_PROBLEM TO WORK ON_: Print the listing as it stands, omitting all images.

_TASK MATERIAL_:
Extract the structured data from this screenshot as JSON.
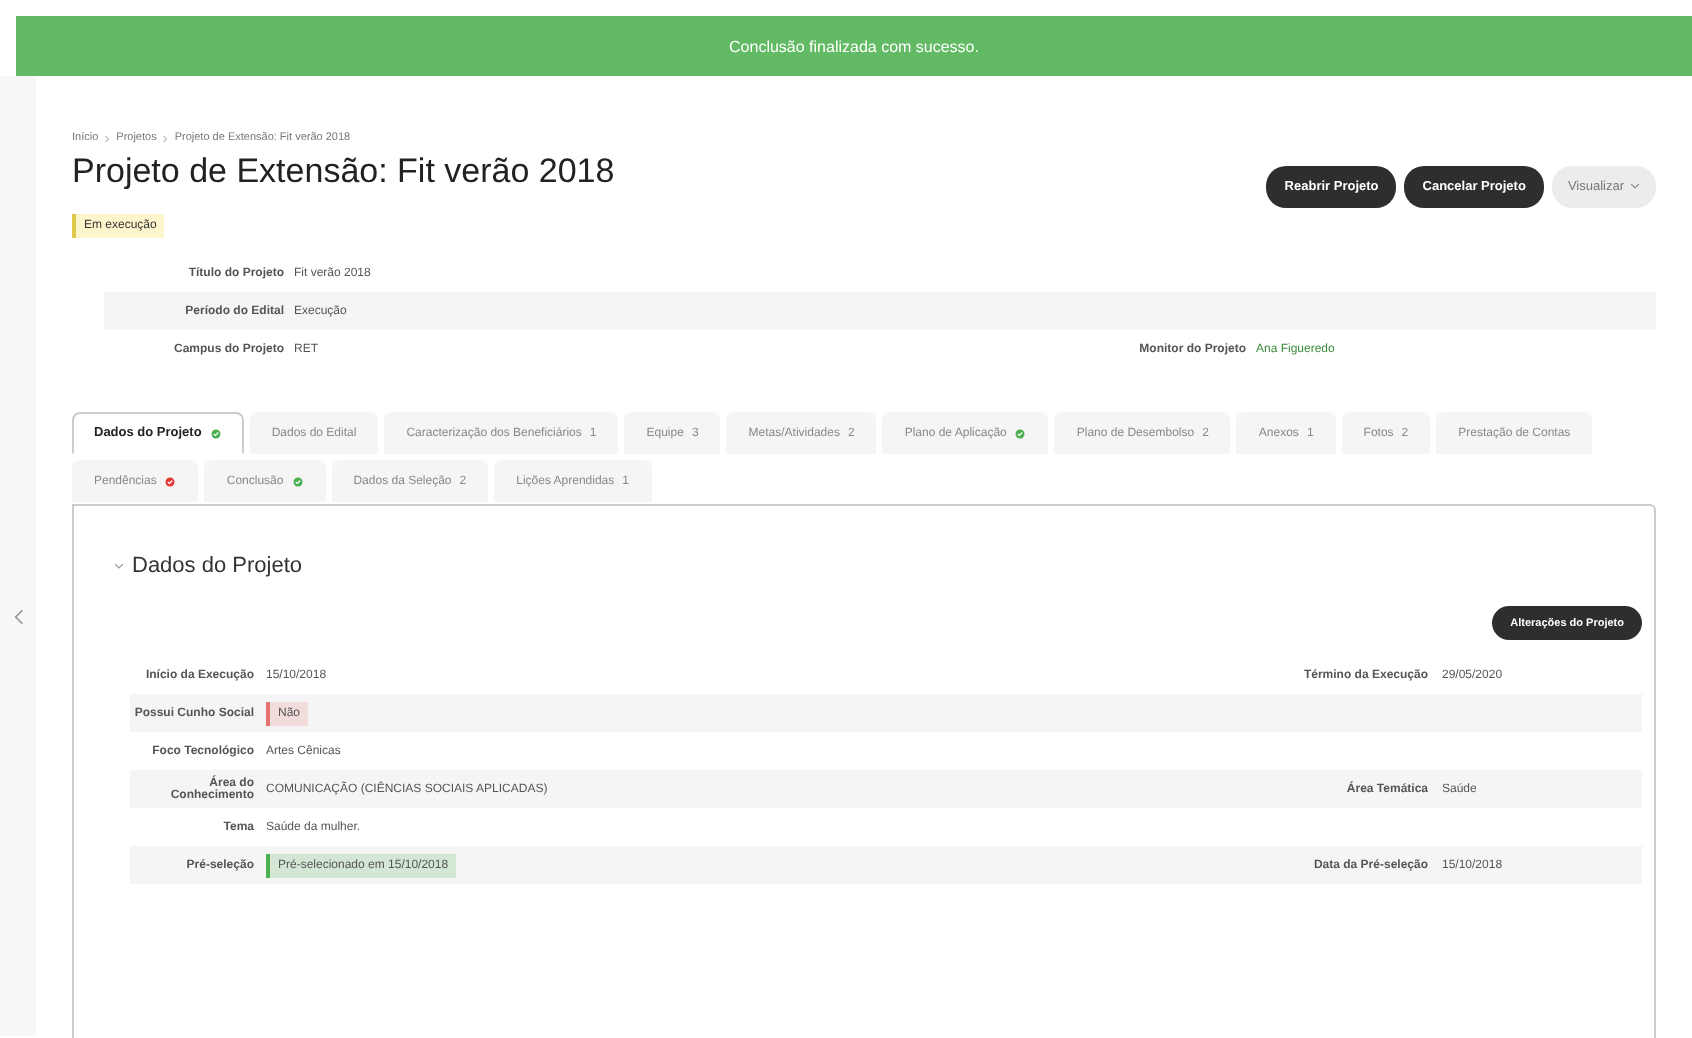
{
  "banner": "Conclusão finalizada com sucesso.",
  "breadcrumb": [
    "Início",
    "Projetos",
    "Projeto de Extensão: Fit verão 2018"
  ],
  "title": "Projeto de Extensão: Fit verão 2018",
  "status": "Em execução",
  "actions": [
    {
      "label": "Reabrir Projeto",
      "kind": "dark"
    },
    {
      "label": "Cancelar Projeto",
      "kind": "dark"
    },
    {
      "label": "Visualizar",
      "kind": "dropdown"
    }
  ],
  "summary": [
    {
      "label": "Título do Projeto",
      "value": "Fit verão 2018"
    },
    {
      "label": "Período do Edital",
      "value": "Execução"
    },
    {
      "label": "Campus do Projeto",
      "value": "RET",
      "right": {
        "label": "Monitor do Projeto",
        "value": "Ana Figueredo",
        "kind": "link"
      }
    }
  ],
  "tabs": [
    {
      "label": "Dados do Projeto",
      "selected": true,
      "kind": "dot",
      "color": "#4caf50"
    },
    {
      "label": "Dados do Edital",
      "selected": false,
      "kind": "none"
    },
    {
      "label": "Caracterização dos Beneficiários",
      "selected": false,
      "kind": "count",
      "count": "1"
    },
    {
      "label": "Equipe",
      "selected": false,
      "kind": "count",
      "count": "3"
    },
    {
      "label": "Metas/Atividades",
      "selected": false,
      "kind": "count",
      "count": "2"
    },
    {
      "label": "Plano de Aplicação",
      "selected": false,
      "kind": "dot",
      "color": "#4caf50"
    },
    {
      "label": "Plano de Desembolso",
      "selected": false,
      "kind": "count",
      "count": "2"
    },
    {
      "label": "Anexos",
      "selected": false,
      "kind": "count",
      "count": "1"
    },
    {
      "label": "Fotos",
      "selected": false,
      "kind": "count",
      "count": "2"
    },
    {
      "label": "Prestação de Contas",
      "selected": false,
      "kind": "none"
    },
    {
      "label": "Pendências",
      "selected": false,
      "kind": "dot",
      "color": "#e53935"
    },
    {
      "label": "Conclusão",
      "selected": false,
      "kind": "dot",
      "color": "#4caf50"
    },
    {
      "label": "Dados da Seleção",
      "selected": false,
      "kind": "count",
      "count": "2"
    },
    {
      "label": "Lições Aprendidas",
      "selected": false,
      "kind": "count",
      "count": "1"
    }
  ],
  "section": {
    "title": "Dados do Projeto",
    "expanded": true,
    "button": "Alterações do Projeto",
    "rows": [
      {
        "label": "Início da Execução",
        "value": "15/10/2018",
        "kind": "text",
        "right_label": "Término da Execução",
        "right_value": "29/05/2020"
      },
      {
        "label": "Possui Cunho Social",
        "value": "Não",
        "kind": "tag",
        "color": "#e57373"
      },
      {
        "label": "Foco Tecnológico",
        "value": "Artes Cênicas",
        "kind": "text"
      },
      {
        "label": "Área do Conhecimento",
        "value": "COMUNICAÇÃO (CIÊNCIAS SOCIAIS APLICADAS)",
        "kind": "text",
        "right_label": "Área Temática",
        "right_value": "Saúde"
      },
      {
        "label": "Tema",
        "value": "Saúde da mulher.",
        "kind": "text"
      },
      {
        "label": "Pré-seleção",
        "value": "Pré-selecionado em 15/10/2018",
        "kind": "tag",
        "color": "#4caf50",
        "right_label": "Data da Pré-seleção",
        "right_value": "15/10/2018"
      }
    ]
  }
}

_FINAL RESULT_:
Extract the structured data from this screenshot as JSON.
{
  "banner": "Conclusão finalizada com sucesso.",
  "breadcrumb": [
    "Início",
    "Projetos",
    "Projeto de Extensão: Fit verão 2018"
  ],
  "title": "Projeto de Extensão: Fit verão 2018",
  "status": "Em execução",
  "actions": [
    {
      "label": "Reabrir Projeto",
      "kind": "dark"
    },
    {
      "label": "Cancelar Projeto",
      "kind": "dark"
    },
    {
      "label": "Visualizar",
      "kind": "dropdown"
    }
  ],
  "summary": [
    {
      "label": "Título do Projeto",
      "value": "Fit verão 2018"
    },
    {
      "label": "Período do Edital",
      "value": "Execução"
    },
    {
      "label": "Campus do Projeto",
      "value": "RET",
      "right": {
        "label": "Monitor do Projeto",
        "value": "Ana Figueredo",
        "kind": "link"
      }
    }
  ],
  "tabs": [
    {
      "label": "Dados do Projeto",
      "selected": true,
      "kind": "dot",
      "color": "#4caf50"
    },
    {
      "label": "Dados do Edital",
      "selected": false,
      "kind": "none"
    },
    {
      "label": "Caracterização dos Beneficiários",
      "selected": false,
      "kind": "count",
      "count": "1"
    },
    {
      "label": "Equipe",
      "selected": false,
      "kind": "count",
      "count": "3"
    },
    {
      "label": "Metas/Atividades",
      "selected": false,
      "kind": "count",
      "count": "2"
    },
    {
      "label": "Plano de Aplicação",
      "selected": false,
      "kind": "dot",
      "color": "#4caf50"
    },
    {
      "label": "Plano de Desembolso",
      "selected": false,
      "kind": "count",
      "count": "2"
    },
    {
      "label": "Anexos",
      "selected": false,
      "kind": "count",
      "count": "1"
    },
    {
      "label": "Fotos",
      "selected": false,
      "kind": "count",
      "count": "2"
    },
    {
      "label": "Prestação de Contas",
      "selected": false,
      "kind": "none"
    },
    {
      "label": "Pendências",
      "selected": false,
      "kind": "dot",
      "color": "#e53935"
    },
    {
      "label": "Conclusão",
      "selected": false,
      "kind": "dot",
      "color": "#4caf50"
    },
    {
      "label": "Dados da Seleção",
      "selected": false,
      "kind": "count",
      "count": "2"
    },
    {
      "label": "Lições Aprendidas",
      "selected": false,
      "kind": "count",
      "count": "1"
    }
  ],
  "section": {
    "title": "Dados do Projeto",
    "expanded": true,
    "button": "Alterações do Projeto",
    "rows": [
      {
        "label": "Início da Execução",
        "value": "15/10/2018",
        "kind": "text",
        "right_label": "Término da Execução",
        "right_value": "29/05/2020"
      },
      {
        "label": "Possui Cunho Social",
        "value": "Não",
        "kind": "tag",
        "color": "#e57373"
      },
      {
        "label": "Foco Tecnológico",
        "value": "Artes Cênicas",
        "kind": "text"
      },
      {
        "label": "Área do Conhecimento",
        "value": "COMUNICAÇÃO (CIÊNCIAS SOCIAIS APLICADAS)",
        "kind": "text",
        "right_label": "Área Temática",
        "right_value": "Saúde"
      },
      {
        "label": "Tema",
        "value": "Saúde da mulher.",
        "kind": "text"
      },
      {
        "label": "Pré-seleção",
        "value": "Pré-selecionado em 15/10/2018",
        "kind": "tag",
        "color": "#4caf50",
        "right_label": "Data da Pré-seleção",
        "right_value": "15/10/2018"
      }
    ]
  }
}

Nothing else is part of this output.